**To do**
Repeat the entries below exactly as they appear, with no pictures.

· · · · ·

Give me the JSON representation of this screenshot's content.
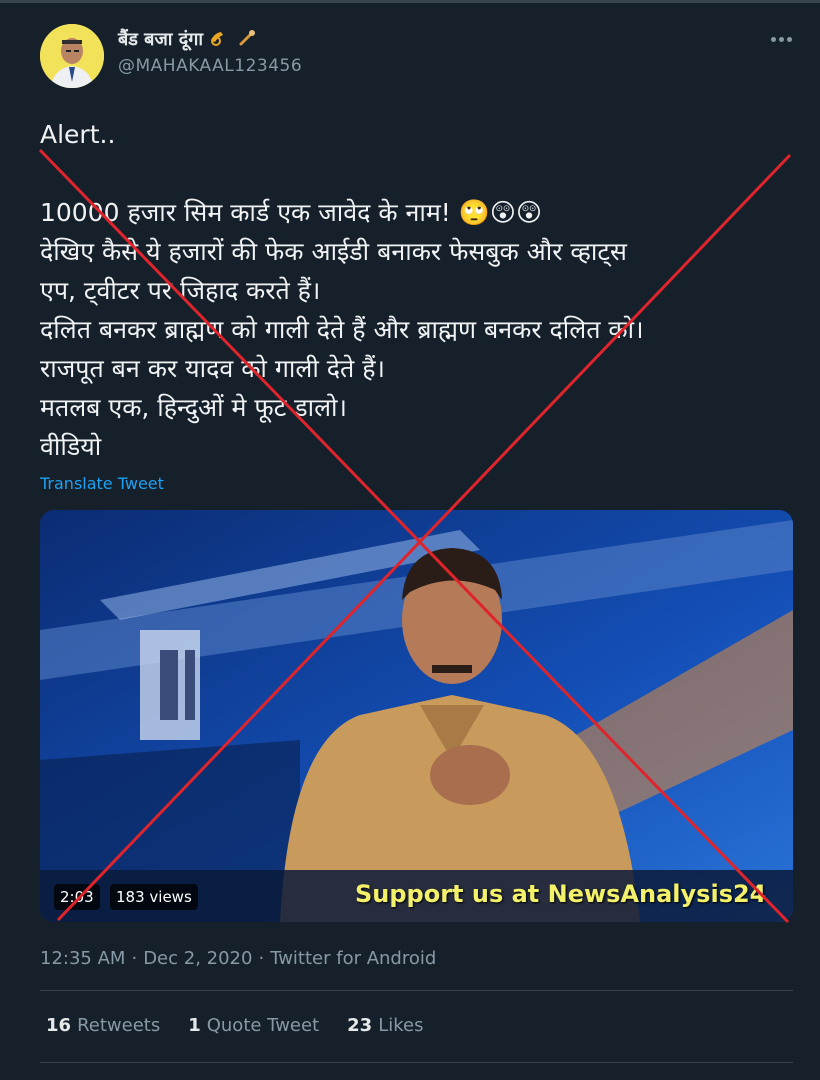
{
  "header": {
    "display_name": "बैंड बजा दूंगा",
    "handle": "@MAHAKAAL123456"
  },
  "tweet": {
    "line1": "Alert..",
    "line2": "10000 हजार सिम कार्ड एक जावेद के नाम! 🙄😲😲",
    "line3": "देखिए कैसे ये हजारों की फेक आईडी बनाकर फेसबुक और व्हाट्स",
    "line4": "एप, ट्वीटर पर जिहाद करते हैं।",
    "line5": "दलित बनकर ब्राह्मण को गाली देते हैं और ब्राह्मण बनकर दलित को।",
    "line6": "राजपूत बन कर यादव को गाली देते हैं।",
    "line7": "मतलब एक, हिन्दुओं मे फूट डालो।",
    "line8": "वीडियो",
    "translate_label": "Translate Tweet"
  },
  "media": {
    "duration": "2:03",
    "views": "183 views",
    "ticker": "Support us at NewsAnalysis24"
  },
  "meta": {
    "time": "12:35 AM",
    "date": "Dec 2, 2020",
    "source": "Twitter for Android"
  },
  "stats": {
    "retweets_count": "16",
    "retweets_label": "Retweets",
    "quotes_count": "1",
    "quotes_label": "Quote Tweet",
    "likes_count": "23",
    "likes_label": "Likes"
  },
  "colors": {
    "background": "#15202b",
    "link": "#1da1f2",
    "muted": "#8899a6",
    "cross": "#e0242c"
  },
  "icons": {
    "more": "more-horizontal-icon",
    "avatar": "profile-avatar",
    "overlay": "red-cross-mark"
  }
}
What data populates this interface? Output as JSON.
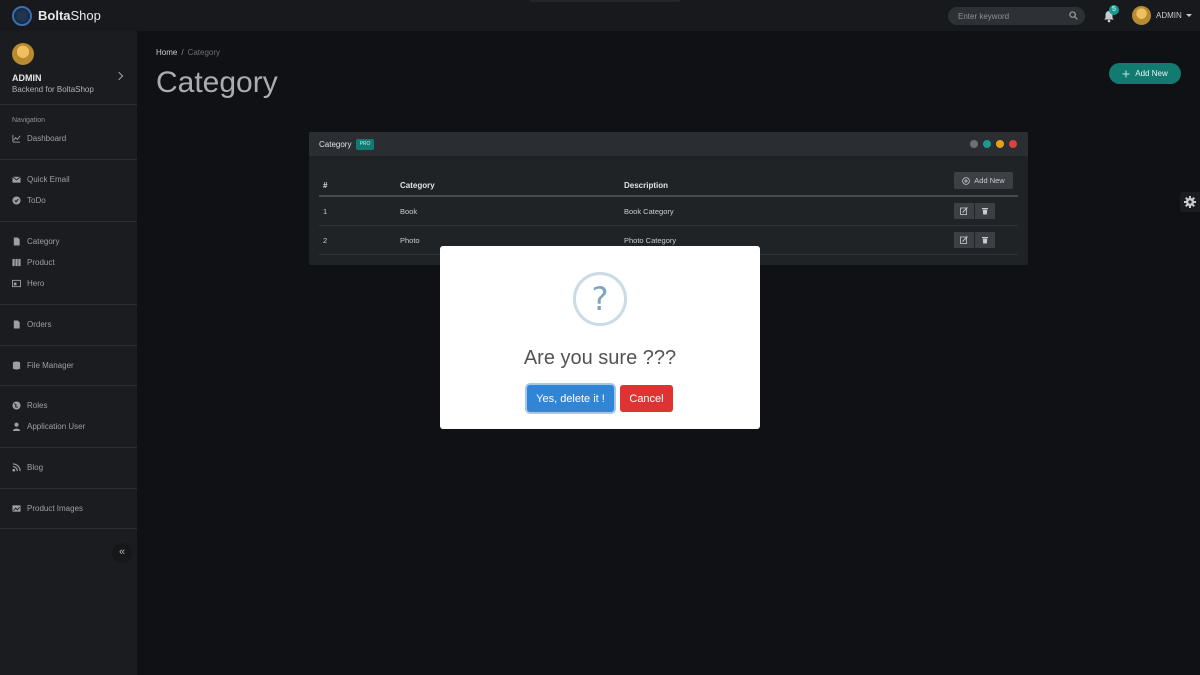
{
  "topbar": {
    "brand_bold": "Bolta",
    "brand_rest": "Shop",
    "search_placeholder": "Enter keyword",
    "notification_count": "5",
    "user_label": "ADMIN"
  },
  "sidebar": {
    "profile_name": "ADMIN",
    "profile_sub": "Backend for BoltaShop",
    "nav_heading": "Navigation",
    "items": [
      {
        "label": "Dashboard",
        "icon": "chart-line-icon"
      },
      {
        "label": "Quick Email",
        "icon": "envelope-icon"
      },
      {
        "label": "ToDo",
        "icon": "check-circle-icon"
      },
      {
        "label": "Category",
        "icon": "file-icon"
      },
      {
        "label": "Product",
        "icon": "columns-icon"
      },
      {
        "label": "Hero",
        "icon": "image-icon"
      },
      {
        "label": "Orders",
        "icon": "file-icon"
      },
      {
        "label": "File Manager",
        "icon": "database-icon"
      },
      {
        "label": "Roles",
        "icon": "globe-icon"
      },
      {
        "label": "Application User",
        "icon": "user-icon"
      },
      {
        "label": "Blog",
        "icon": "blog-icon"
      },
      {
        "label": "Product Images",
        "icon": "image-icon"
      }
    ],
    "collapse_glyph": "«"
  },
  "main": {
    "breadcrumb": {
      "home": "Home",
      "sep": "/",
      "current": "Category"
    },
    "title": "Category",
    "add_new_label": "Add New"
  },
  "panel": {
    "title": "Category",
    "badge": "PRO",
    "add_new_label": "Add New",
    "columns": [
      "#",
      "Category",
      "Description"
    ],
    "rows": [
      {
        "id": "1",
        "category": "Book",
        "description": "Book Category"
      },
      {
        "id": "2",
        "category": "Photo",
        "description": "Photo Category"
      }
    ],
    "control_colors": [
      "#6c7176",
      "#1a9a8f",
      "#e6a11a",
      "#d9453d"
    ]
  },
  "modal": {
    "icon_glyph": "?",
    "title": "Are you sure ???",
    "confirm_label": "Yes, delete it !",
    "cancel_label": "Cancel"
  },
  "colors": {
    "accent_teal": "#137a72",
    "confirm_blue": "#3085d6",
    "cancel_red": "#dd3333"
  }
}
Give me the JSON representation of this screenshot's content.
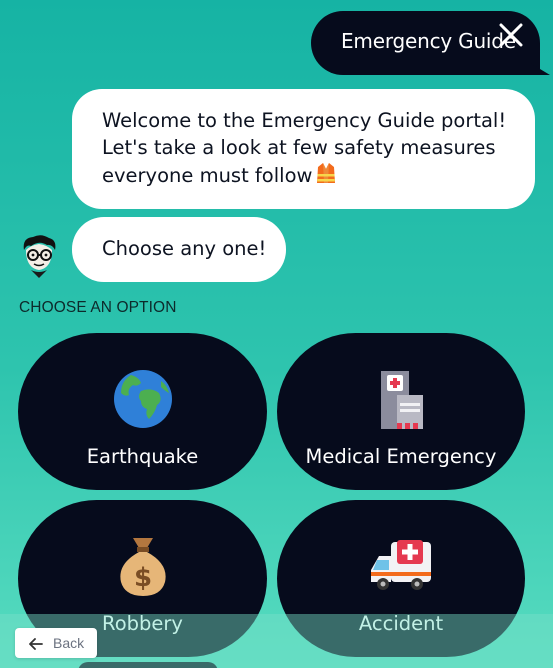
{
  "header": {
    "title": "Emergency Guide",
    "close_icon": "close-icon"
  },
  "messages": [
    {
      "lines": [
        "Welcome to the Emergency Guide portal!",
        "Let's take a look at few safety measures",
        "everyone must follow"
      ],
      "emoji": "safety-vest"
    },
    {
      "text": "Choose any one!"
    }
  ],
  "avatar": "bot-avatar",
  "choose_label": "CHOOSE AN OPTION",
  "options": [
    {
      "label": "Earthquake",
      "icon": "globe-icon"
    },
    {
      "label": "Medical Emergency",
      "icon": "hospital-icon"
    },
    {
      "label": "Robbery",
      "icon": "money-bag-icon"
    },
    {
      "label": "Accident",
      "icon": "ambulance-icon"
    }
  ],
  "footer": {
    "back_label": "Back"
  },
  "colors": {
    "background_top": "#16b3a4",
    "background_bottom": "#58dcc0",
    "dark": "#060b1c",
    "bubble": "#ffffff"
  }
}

· · · · ·

**Written answer**
Give me the JSON representation of this screenshot's content.
{
  "header": {
    "display_name": "बैंड बजा दूंगा",
    "handle": "@MAHAKAAL123456"
  },
  "tweet": {
    "line1": "Alert..",
    "line2": "10000 हजार सिम कार्ड एक जावेद के नाम! 🙄😲😲",
    "line3": "देखिए कैसे ये हजारों की फेक आईडी बनाकर फेसबुक और व्हाट्स",
    "line4": "एप, ट्वीटर पर जिहाद करते हैं।",
    "line5": "दलित बनकर ब्राह्मण को गाली देते हैं और ब्राह्मण बनकर दलित को।",
    "line6": "राजपूत बन कर यादव को गाली देते हैं।",
    "line7": "मतलब एक, हिन्दुओं मे फूट डालो।",
    "line8": "वीडियो",
    "translate_label": "Translate Tweet"
  },
  "media": {
    "duration": "2:03",
    "views": "183 views",
    "ticker": "Support us at NewsAnalysis24"
  },
  "meta": {
    "time": "12:35 AM",
    "date": "Dec 2, 2020",
    "source": "Twitter for Android"
  },
  "stats": {
    "retweets_count": "16",
    "retweets_label": "Retweets",
    "quotes_count": "1",
    "quotes_label": "Quote Tweet",
    "likes_count": "23",
    "likes_label": "Likes"
  },
  "colors": {
    "background": "#15202b",
    "link": "#1da1f2",
    "muted": "#8899a6",
    "cross": "#e0242c"
  },
  "icons": {
    "more": "more-horizontal-icon",
    "avatar": "profile-avatar",
    "overlay": "red-cross-mark"
  }
}
What data populates this interface? Output as JSON.
{
  "topbar": {
    "brand_bold": "Bolta",
    "brand_rest": "Shop",
    "search_placeholder": "Enter keyword",
    "notification_count": "5",
    "user_label": "ADMIN"
  },
  "sidebar": {
    "profile_name": "ADMIN",
    "profile_sub": "Backend for BoltaShop",
    "nav_heading": "Navigation",
    "items": [
      {
        "label": "Dashboard",
        "icon": "chart-line-icon"
      },
      {
        "label": "Quick Email",
        "icon": "envelope-icon"
      },
      {
        "label": "ToDo",
        "icon": "check-circle-icon"
      },
      {
        "label": "Category",
        "icon": "file-icon"
      },
      {
        "label": "Product",
        "icon": "columns-icon"
      },
      {
        "label": "Hero",
        "icon": "image-icon"
      },
      {
        "label": "Orders",
        "icon": "file-icon"
      },
      {
        "label": "File Manager",
        "icon": "database-icon"
      },
      {
        "label": "Roles",
        "icon": "globe-icon"
      },
      {
        "label": "Application User",
        "icon": "user-icon"
      },
      {
        "label": "Blog",
        "icon": "blog-icon"
      },
      {
        "label": "Product Images",
        "icon": "image-icon"
      }
    ],
    "collapse_glyph": "«"
  },
  "main": {
    "breadcrumb": {
      "home": "Home",
      "sep": "/",
      "current": "Category"
    },
    "title": "Category",
    "add_new_label": "Add New"
  },
  "panel": {
    "title": "Category",
    "badge": "PRO",
    "add_new_label": "Add New",
    "columns": [
      "#",
      "Category",
      "Description"
    ],
    "rows": [
      {
        "id": "1",
        "category": "Book",
        "description": "Book Category"
      },
      {
        "id": "2",
        "category": "Photo",
        "description": "Photo Category"
      }
    ],
    "control_colors": [
      "#6c7176",
      "#1a9a8f",
      "#e6a11a",
      "#d9453d"
    ]
  },
  "modal": {
    "icon_glyph": "?",
    "title": "Are you sure ???",
    "confirm_label": "Yes, delete it !",
    "cancel_label": "Cancel"
  },
  "colors": {
    "accent_teal": "#137a72",
    "confirm_blue": "#3085d6",
    "cancel_red": "#dd3333"
  }
}
Give me the JSON representation of this screenshot's content.
{
  "header": {
    "title": "Emergency Guide",
    "close_icon": "close-icon"
  },
  "messages": [
    {
      "lines": [
        "Welcome to the Emergency Guide portal!",
        "Let's take a look at few safety measures",
        "everyone must follow"
      ],
      "emoji": "safety-vest"
    },
    {
      "text": "Choose any one!"
    }
  ],
  "avatar": "bot-avatar",
  "choose_label": "CHOOSE AN OPTION",
  "options": [
    {
      "label": "Earthquake",
      "icon": "globe-icon"
    },
    {
      "label": "Medical Emergency",
      "icon": "hospital-icon"
    },
    {
      "label": "Robbery",
      "icon": "money-bag-icon"
    },
    {
      "label": "Accident",
      "icon": "ambulance-icon"
    }
  ],
  "footer": {
    "back_label": "Back"
  },
  "colors": {
    "background_top": "#16b3a4",
    "background_bottom": "#58dcc0",
    "dark": "#060b1c",
    "bubble": "#ffffff"
  }
}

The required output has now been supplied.